Exercise instructions: Seek out every line containing the word "been", and copy each.

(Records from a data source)

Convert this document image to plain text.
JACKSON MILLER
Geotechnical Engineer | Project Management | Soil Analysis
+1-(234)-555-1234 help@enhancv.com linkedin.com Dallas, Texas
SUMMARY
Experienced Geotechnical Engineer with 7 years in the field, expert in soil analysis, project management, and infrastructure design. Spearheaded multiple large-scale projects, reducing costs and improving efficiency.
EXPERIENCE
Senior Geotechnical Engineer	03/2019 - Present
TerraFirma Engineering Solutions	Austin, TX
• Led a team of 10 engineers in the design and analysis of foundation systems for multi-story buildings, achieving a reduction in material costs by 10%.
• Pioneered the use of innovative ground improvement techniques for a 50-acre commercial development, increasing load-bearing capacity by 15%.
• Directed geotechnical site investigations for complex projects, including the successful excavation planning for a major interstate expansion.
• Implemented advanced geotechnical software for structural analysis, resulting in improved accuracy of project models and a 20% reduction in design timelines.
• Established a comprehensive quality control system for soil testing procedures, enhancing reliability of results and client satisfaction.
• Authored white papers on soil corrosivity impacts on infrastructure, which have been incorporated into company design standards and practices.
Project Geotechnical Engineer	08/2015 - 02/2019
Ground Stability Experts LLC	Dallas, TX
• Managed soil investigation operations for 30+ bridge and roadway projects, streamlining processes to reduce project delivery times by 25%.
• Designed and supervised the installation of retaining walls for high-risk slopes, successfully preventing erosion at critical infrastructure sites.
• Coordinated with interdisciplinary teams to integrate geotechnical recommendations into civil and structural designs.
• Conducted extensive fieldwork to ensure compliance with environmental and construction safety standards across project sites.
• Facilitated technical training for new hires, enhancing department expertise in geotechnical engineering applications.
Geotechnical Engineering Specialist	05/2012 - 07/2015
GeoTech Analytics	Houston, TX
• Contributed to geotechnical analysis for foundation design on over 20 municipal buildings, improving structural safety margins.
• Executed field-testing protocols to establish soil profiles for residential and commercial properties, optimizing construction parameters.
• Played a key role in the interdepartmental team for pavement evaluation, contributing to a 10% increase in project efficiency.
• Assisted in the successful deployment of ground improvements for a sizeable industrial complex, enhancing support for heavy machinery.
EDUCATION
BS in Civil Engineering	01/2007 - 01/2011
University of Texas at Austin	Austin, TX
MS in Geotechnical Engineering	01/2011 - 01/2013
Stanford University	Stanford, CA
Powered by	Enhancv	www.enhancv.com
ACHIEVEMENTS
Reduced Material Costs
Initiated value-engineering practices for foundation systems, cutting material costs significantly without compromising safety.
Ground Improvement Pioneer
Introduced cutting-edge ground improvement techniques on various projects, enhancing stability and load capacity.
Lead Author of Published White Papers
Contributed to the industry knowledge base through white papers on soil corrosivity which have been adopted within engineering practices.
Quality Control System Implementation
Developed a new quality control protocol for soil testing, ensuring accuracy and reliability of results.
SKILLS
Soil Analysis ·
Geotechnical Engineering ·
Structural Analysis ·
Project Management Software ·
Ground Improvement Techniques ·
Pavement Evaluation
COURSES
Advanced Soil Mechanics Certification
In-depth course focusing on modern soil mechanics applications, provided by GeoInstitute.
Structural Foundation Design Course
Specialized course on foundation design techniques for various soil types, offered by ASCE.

Result for this exercise:
• Authored white papers on soil corrosivity impacts on infrastructure, which have been incorporated into company design standards and practices.
Contributed to the industry knowledge base through white papers on soil corrosivity which have been adopted within engineering practices.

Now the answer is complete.